--- start of RECORDS FOR PROCESSING ---
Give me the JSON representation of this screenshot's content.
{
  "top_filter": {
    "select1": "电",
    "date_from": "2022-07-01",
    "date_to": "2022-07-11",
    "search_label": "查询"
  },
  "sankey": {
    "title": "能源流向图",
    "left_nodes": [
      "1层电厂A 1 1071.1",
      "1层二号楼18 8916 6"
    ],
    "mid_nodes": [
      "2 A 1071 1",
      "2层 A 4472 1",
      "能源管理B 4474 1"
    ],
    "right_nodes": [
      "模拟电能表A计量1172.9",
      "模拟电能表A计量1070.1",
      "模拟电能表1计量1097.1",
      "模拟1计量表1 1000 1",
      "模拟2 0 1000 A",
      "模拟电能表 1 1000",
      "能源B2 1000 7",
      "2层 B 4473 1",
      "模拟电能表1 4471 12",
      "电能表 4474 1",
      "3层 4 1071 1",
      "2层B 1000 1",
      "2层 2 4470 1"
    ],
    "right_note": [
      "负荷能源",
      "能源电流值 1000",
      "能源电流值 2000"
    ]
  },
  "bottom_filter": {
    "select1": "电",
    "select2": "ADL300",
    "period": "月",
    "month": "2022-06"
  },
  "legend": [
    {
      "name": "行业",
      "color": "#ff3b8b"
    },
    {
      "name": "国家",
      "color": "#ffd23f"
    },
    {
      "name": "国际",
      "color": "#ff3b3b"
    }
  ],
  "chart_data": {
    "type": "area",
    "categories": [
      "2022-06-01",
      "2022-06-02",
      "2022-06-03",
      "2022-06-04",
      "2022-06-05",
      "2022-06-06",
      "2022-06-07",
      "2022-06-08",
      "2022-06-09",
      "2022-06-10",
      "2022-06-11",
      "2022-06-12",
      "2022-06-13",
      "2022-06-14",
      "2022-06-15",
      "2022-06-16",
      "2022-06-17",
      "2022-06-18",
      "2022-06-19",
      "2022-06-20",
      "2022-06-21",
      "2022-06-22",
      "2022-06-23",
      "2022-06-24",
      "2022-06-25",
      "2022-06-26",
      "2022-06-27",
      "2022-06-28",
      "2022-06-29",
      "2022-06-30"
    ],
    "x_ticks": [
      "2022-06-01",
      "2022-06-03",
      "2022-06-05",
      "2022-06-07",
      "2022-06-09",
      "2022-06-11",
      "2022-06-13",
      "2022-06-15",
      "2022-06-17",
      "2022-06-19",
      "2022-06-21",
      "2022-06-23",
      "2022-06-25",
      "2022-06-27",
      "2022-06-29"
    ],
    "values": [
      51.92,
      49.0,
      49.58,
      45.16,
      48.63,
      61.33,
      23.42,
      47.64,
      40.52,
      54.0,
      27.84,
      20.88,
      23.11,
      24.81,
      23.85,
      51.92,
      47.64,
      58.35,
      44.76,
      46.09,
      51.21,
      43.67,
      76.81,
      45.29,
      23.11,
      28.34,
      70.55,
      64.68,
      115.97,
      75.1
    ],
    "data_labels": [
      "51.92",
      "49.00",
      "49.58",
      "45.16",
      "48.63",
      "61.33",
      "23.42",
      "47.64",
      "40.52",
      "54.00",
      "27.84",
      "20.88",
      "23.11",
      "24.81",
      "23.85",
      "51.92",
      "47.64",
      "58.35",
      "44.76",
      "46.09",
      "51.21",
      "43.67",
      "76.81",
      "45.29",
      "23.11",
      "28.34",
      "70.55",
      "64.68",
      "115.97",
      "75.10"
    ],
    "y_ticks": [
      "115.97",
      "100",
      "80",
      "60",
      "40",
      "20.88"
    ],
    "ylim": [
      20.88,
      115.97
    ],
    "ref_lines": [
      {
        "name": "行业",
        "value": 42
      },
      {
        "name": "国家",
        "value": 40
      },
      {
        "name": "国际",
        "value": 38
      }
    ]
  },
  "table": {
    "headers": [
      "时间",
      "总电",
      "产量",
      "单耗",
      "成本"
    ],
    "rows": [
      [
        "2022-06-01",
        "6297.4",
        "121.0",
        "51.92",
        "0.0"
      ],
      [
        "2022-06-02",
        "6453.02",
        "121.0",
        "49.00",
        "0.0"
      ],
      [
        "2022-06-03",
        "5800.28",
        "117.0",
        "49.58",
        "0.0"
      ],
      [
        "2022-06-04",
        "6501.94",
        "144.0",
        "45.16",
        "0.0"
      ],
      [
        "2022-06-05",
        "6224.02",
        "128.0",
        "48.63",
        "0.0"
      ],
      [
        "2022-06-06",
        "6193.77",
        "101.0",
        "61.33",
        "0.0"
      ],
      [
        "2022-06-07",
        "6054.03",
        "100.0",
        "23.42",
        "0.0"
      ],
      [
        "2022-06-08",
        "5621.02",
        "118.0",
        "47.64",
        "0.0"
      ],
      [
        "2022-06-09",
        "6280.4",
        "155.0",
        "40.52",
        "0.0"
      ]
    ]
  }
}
--- end of RECORDS FOR PROCESSING ---
**INSTRUCTIONS FOR THE TASK:**
Set down all of the entries exactly, please.

**TASK ANSWER:**
Give me the JSON representation of this screenshot's content.
{
  "top_filter": {
    "select1": "电",
    "date_from": "2022-07-01",
    "date_to": "2022-07-11",
    "search_label": "查询"
  },
  "sankey": {
    "title": "能源流向图",
    "left_nodes": [
      "1层电厂A 1 1071.1",
      "1层二号楼18 8916 6"
    ],
    "mid_nodes": [
      "2 A 1071 1",
      "2层 A 4472 1",
      "能源管理B 4474 1"
    ],
    "right_nodes": [
      "模拟电能表A计量1172.9",
      "模拟电能表A计量1070.1",
      "模拟电能表1计量1097.1",
      "模拟1计量表1 1000 1",
      "模拟2 0 1000 A",
      "模拟电能表 1 1000",
      "能源B2 1000 7",
      "2层 B 4473 1",
      "模拟电能表1 4471 12",
      "电能表 4474 1",
      "3层 4 1071 1",
      "2层B 1000 1",
      "2层 2 4470 1"
    ],
    "right_note": [
      "负荷能源",
      "能源电流值 1000",
      "能源电流值 2000"
    ]
  },
  "bottom_filter": {
    "select1": "电",
    "select2": "ADL300",
    "period": "月",
    "month": "2022-06"
  },
  "legend": [
    {
      "name": "行业",
      "color": "#ff3b8b"
    },
    {
      "name": "国家",
      "color": "#ffd23f"
    },
    {
      "name": "国际",
      "color": "#ff3b3b"
    }
  ],
  "chart_data": {
    "type": "area",
    "categories": [
      "2022-06-01",
      "2022-06-02",
      "2022-06-03",
      "2022-06-04",
      "2022-06-05",
      "2022-06-06",
      "2022-06-07",
      "2022-06-08",
      "2022-06-09",
      "2022-06-10",
      "2022-06-11",
      "2022-06-12",
      "2022-06-13",
      "2022-06-14",
      "2022-06-15",
      "2022-06-16",
      "2022-06-17",
      "2022-06-18",
      "2022-06-19",
      "2022-06-20",
      "2022-06-21",
      "2022-06-22",
      "2022-06-23",
      "2022-06-24",
      "2022-06-25",
      "2022-06-26",
      "2022-06-27",
      "2022-06-28",
      "2022-06-29",
      "2022-06-30"
    ],
    "x_ticks": [
      "2022-06-01",
      "2022-06-03",
      "2022-06-05",
      "2022-06-07",
      "2022-06-09",
      "2022-06-11",
      "2022-06-13",
      "2022-06-15",
      "2022-06-17",
      "2022-06-19",
      "2022-06-21",
      "2022-06-23",
      "2022-06-25",
      "2022-06-27",
      "2022-06-29"
    ],
    "values": [
      51.92,
      49.0,
      49.58,
      45.16,
      48.63,
      61.33,
      23.42,
      47.64,
      40.52,
      54.0,
      27.84,
      20.88,
      23.11,
      24.81,
      23.85,
      51.92,
      47.64,
      58.35,
      44.76,
      46.09,
      51.21,
      43.67,
      76.81,
      45.29,
      23.11,
      28.34,
      70.55,
      64.68,
      115.97,
      75.1
    ],
    "data_labels": [
      "51.92",
      "49.00",
      "49.58",
      "45.16",
      "48.63",
      "61.33",
      "23.42",
      "47.64",
      "40.52",
      "54.00",
      "27.84",
      "20.88",
      "23.11",
      "24.81",
      "23.85",
      "51.92",
      "47.64",
      "58.35",
      "44.76",
      "46.09",
      "51.21",
      "43.67",
      "76.81",
      "45.29",
      "23.11",
      "28.34",
      "70.55",
      "64.68",
      "115.97",
      "75.10"
    ],
    "y_ticks": [
      "115.97",
      "100",
      "80",
      "60",
      "40",
      "20.88"
    ],
    "ylim": [
      20.88,
      115.97
    ],
    "ref_lines": [
      {
        "name": "行业",
        "value": 42
      },
      {
        "name": "国家",
        "value": 40
      },
      {
        "name": "国际",
        "value": 38
      }
    ]
  },
  "table": {
    "headers": [
      "时间",
      "总电",
      "产量",
      "单耗",
      "成本"
    ],
    "rows": [
      [
        "2022-06-01",
        "6297.4",
        "121.0",
        "51.92",
        "0.0"
      ],
      [
        "2022-06-02",
        "6453.02",
        "121.0",
        "49.00",
        "0.0"
      ],
      [
        "2022-06-03",
        "5800.28",
        "117.0",
        "49.58",
        "0.0"
      ],
      [
        "2022-06-04",
        "6501.94",
        "144.0",
        "45.16",
        "0.0"
      ],
      [
        "2022-06-05",
        "6224.02",
        "128.0",
        "48.63",
        "0.0"
      ],
      [
        "2022-06-06",
        "6193.77",
        "101.0",
        "61.33",
        "0.0"
      ],
      [
        "2022-06-07",
        "6054.03",
        "100.0",
        "23.42",
        "0.0"
      ],
      [
        "2022-06-08",
        "5621.02",
        "118.0",
        "47.64",
        "0.0"
      ],
      [
        "2022-06-09",
        "6280.4",
        "155.0",
        "40.52",
        "0.0"
      ]
    ]
  }
}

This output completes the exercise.